● Dataset items:
— Start —
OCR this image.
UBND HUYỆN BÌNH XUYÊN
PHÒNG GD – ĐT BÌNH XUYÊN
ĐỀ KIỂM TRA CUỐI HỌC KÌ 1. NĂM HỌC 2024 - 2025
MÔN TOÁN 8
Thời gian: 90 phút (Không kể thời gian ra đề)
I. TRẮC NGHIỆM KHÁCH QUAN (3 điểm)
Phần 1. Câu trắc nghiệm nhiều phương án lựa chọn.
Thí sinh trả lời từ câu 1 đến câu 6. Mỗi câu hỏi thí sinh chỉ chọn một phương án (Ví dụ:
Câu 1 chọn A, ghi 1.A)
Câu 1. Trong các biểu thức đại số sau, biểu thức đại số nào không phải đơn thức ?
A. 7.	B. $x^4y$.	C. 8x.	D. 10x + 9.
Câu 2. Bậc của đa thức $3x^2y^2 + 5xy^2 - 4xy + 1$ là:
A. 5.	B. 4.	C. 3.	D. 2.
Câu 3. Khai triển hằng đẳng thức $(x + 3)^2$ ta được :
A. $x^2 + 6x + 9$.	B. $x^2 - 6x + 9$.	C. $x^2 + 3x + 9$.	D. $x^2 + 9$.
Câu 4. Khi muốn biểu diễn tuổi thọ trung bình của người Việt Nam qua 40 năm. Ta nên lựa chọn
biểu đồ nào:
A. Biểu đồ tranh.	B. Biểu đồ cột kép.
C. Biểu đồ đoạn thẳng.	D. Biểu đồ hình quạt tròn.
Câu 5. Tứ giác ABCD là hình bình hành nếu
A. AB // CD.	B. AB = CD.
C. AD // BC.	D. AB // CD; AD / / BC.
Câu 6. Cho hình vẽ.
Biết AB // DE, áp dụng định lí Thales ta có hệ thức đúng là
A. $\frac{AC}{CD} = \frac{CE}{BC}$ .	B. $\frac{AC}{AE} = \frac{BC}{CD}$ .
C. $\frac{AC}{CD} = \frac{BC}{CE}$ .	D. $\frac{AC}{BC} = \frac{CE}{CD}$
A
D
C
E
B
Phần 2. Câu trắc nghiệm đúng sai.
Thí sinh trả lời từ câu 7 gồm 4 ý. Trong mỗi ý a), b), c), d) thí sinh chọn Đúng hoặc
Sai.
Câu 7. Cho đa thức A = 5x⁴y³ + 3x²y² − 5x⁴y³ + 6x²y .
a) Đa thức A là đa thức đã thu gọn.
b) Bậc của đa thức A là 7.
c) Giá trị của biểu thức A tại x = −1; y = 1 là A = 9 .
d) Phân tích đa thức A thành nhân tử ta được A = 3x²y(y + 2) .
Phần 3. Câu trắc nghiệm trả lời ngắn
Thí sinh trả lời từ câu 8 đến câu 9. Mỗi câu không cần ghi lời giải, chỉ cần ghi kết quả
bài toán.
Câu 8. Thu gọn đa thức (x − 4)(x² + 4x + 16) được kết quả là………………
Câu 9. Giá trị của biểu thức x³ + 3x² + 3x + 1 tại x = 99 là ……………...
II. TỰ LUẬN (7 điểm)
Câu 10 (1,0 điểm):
— End —
● Task requirements: From the entries above, copy out every line where the string "frac" appears.

● Reply to the task:
A. $\frac{AC}{CD} = \frac{CE}{BC}$ .	B. $\frac{AC}{AE} = \frac{BC}{CD}$ .
C. $\frac{AC}{CD} = \frac{BC}{CE}$ .	D. $\frac{AC}{BC} = \frac{CE}{CD}$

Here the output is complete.